■ TASK DETAILS
Make an exact copy of all the records.

■ INPUT DATA
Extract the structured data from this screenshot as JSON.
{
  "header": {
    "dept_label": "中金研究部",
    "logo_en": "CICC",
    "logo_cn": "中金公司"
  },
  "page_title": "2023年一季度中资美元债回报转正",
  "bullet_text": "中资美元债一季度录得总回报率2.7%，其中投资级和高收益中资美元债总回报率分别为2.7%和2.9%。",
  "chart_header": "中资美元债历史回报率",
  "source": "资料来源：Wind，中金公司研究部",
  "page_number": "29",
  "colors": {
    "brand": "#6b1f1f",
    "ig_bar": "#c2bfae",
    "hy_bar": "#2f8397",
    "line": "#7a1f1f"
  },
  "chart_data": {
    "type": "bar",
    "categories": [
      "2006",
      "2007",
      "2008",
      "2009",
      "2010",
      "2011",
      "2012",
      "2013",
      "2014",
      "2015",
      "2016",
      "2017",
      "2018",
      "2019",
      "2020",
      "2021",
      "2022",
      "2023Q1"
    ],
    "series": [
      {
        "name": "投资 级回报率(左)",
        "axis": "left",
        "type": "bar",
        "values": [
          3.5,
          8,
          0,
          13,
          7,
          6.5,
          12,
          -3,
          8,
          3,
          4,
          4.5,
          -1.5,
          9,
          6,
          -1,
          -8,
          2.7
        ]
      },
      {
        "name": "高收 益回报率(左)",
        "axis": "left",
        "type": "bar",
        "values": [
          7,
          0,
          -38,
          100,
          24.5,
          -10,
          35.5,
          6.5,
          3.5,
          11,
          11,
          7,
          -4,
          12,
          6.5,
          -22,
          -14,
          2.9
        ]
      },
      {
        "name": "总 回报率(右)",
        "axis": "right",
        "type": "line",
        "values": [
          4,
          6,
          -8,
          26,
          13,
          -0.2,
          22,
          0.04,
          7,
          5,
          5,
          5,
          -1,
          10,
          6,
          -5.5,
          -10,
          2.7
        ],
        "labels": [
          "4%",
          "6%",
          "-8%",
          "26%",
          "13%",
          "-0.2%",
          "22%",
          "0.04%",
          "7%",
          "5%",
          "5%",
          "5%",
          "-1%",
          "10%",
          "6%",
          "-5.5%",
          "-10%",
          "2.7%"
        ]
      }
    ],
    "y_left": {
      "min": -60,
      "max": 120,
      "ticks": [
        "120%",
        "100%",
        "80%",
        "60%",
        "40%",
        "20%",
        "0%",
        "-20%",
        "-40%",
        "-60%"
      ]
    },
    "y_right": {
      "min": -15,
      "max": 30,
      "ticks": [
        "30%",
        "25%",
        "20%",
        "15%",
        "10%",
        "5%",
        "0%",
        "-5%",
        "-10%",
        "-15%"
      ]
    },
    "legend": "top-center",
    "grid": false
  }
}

■ TASK SOLUTION
Extract the structured data from this screenshot as JSON.
{
  "header": {
    "dept_label": "中金研究部",
    "logo_en": "CICC",
    "logo_cn": "中金公司"
  },
  "page_title": "2023年一季度中资美元债回报转正",
  "bullet_text": "中资美元债一季度录得总回报率2.7%，其中投资级和高收益中资美元债总回报率分别为2.7%和2.9%。",
  "chart_header": "中资美元债历史回报率",
  "source": "资料来源：Wind，中金公司研究部",
  "page_number": "29",
  "colors": {
    "brand": "#6b1f1f",
    "ig_bar": "#c2bfae",
    "hy_bar": "#2f8397",
    "line": "#7a1f1f"
  },
  "chart_data": {
    "type": "bar",
    "categories": [
      "2006",
      "2007",
      "2008",
      "2009",
      "2010",
      "2011",
      "2012",
      "2013",
      "2014",
      "2015",
      "2016",
      "2017",
      "2018",
      "2019",
      "2020",
      "2021",
      "2022",
      "2023Q1"
    ],
    "series": [
      {
        "name": "投资 级回报率(左)",
        "axis": "left",
        "type": "bar",
        "values": [
          3.5,
          8,
          0,
          13,
          7,
          6.5,
          12,
          -3,
          8,
          3,
          4,
          4.5,
          -1.5,
          9,
          6,
          -1,
          -8,
          2.7
        ]
      },
      {
        "name": "高收 益回报率(左)",
        "axis": "left",
        "type": "bar",
        "values": [
          7,
          0,
          -38,
          100,
          24.5,
          -10,
          35.5,
          6.5,
          3.5,
          11,
          11,
          7,
          -4,
          12,
          6.5,
          -22,
          -14,
          2.9
        ]
      },
      {
        "name": "总 回报率(右)",
        "axis": "right",
        "type": "line",
        "values": [
          4,
          6,
          -8,
          26,
          13,
          -0.2,
          22,
          0.04,
          7,
          5,
          5,
          5,
          -1,
          10,
          6,
          -5.5,
          -10,
          2.7
        ],
        "labels": [
          "4%",
          "6%",
          "-8%",
          "26%",
          "13%",
          "-0.2%",
          "22%",
          "0.04%",
          "7%",
          "5%",
          "5%",
          "5%",
          "-1%",
          "10%",
          "6%",
          "-5.5%",
          "-10%",
          "2.7%"
        ]
      }
    ],
    "y_left": {
      "min": -60,
      "max": 120,
      "ticks": [
        "120%",
        "100%",
        "80%",
        "60%",
        "40%",
        "20%",
        "0%",
        "-20%",
        "-40%",
        "-60%"
      ]
    },
    "y_right": {
      "min": -15,
      "max": 30,
      "ticks": [
        "30%",
        "25%",
        "20%",
        "15%",
        "10%",
        "5%",
        "0%",
        "-5%",
        "-10%",
        "-15%"
      ]
    },
    "legend": "top-center",
    "grid": false
  }
}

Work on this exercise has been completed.